Single out the lines of the material that contain "period" and copy them.

[EXCERPTED RECORDS]
++++++
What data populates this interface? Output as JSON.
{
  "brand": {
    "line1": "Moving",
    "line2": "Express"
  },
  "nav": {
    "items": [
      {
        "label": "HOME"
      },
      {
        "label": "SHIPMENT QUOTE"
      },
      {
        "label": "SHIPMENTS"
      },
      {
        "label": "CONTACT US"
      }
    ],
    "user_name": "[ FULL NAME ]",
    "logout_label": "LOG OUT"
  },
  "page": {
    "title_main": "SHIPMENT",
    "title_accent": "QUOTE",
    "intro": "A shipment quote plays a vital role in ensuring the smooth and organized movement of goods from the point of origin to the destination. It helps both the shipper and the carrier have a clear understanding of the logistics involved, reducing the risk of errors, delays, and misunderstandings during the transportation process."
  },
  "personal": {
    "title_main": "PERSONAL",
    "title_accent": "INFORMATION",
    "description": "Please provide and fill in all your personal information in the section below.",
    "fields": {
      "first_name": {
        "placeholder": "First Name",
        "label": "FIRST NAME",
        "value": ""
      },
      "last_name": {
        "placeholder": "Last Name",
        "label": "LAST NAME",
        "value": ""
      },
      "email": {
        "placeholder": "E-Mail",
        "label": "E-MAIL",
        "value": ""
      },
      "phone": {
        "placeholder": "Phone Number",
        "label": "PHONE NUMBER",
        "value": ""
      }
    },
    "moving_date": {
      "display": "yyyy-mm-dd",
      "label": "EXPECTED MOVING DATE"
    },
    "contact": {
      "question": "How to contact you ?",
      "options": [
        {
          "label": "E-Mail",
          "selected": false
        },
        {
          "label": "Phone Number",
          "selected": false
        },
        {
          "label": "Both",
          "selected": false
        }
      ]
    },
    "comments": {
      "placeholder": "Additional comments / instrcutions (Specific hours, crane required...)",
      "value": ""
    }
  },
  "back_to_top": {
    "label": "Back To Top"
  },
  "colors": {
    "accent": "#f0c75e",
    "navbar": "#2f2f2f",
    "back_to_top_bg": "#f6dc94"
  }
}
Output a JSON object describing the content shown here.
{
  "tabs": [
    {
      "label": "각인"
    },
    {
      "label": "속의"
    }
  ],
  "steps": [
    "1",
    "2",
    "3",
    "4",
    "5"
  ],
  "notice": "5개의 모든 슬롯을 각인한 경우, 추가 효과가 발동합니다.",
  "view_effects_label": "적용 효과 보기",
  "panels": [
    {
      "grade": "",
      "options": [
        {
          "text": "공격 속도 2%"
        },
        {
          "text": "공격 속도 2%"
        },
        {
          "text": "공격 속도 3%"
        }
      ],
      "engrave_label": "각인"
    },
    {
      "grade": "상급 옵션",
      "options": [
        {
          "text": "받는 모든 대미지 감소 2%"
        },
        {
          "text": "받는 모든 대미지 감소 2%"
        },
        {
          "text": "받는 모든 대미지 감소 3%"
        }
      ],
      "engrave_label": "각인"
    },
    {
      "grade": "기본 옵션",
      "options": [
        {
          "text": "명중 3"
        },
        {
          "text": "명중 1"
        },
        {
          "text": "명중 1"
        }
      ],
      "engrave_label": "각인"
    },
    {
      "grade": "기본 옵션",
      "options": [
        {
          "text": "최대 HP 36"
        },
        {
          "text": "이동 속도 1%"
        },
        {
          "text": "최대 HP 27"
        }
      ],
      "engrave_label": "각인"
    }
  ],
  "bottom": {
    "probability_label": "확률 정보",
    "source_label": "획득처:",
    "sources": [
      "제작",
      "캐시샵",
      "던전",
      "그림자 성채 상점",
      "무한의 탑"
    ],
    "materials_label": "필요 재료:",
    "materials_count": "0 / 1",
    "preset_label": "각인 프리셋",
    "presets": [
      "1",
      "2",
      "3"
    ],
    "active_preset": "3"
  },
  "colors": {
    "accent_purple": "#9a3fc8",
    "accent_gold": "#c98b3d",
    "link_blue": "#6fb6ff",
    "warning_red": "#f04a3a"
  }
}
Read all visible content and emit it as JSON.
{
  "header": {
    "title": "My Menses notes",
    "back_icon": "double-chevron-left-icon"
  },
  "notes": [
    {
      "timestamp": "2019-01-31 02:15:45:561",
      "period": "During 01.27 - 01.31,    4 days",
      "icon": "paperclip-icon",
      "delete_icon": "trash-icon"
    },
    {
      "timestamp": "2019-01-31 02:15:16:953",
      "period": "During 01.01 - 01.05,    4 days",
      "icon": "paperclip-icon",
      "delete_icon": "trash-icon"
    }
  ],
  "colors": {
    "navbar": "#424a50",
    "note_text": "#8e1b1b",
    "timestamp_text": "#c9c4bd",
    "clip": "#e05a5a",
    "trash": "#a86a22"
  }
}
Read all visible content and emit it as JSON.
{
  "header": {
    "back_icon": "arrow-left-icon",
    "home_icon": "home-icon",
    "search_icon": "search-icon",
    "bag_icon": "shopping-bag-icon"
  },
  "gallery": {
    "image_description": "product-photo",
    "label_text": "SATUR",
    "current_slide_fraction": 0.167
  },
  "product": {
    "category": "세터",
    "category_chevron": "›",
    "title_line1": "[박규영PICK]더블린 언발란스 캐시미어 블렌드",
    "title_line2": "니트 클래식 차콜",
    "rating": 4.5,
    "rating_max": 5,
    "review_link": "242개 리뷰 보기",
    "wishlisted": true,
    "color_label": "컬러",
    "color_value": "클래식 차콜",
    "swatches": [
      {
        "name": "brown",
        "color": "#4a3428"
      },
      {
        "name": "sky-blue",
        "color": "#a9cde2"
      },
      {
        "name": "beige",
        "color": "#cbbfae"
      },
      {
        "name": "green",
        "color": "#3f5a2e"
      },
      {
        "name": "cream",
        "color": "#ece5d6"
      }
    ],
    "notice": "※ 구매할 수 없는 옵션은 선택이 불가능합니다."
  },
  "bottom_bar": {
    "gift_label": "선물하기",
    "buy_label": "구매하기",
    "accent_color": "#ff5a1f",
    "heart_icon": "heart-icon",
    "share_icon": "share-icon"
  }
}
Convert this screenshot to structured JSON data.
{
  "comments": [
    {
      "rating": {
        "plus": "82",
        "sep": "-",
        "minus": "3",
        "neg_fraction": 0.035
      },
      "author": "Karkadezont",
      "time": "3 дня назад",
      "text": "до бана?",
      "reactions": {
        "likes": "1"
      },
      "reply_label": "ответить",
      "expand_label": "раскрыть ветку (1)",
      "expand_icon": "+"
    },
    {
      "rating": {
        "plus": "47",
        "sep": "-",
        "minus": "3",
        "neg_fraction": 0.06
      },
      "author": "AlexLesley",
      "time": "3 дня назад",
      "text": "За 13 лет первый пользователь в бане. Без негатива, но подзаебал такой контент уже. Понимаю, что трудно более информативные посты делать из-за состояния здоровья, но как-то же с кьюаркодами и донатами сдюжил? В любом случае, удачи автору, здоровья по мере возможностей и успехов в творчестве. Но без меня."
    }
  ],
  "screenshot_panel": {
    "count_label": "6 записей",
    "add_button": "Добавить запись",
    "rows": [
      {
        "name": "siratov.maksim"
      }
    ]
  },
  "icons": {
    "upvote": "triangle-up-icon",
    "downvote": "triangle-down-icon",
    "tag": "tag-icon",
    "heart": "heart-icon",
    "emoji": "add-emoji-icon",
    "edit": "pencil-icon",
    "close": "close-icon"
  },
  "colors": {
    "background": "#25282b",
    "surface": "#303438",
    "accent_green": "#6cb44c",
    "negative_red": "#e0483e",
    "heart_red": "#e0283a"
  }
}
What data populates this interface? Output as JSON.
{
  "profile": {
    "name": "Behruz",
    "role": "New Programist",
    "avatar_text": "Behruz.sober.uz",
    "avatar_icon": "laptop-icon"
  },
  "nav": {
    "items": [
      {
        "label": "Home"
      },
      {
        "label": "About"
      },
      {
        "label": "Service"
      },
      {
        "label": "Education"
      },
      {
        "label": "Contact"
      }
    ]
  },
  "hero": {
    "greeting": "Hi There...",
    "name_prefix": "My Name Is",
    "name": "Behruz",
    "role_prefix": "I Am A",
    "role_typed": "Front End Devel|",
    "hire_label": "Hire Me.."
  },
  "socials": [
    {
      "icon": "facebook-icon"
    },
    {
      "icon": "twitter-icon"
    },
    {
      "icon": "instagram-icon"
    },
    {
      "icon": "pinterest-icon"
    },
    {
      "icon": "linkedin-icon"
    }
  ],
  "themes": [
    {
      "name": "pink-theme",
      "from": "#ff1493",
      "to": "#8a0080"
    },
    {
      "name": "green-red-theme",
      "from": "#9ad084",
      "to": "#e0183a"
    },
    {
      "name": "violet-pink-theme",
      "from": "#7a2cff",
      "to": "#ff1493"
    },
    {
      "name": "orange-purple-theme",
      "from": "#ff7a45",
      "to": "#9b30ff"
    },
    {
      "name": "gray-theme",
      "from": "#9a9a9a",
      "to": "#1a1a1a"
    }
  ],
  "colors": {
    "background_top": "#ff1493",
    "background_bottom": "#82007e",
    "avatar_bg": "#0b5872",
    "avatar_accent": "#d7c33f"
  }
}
++++++
[CORRECT OUTPUT]
      "period": "During 01.27 - 01.31,    4 days",
      "period": "During 01.01 - 01.05,    4 days",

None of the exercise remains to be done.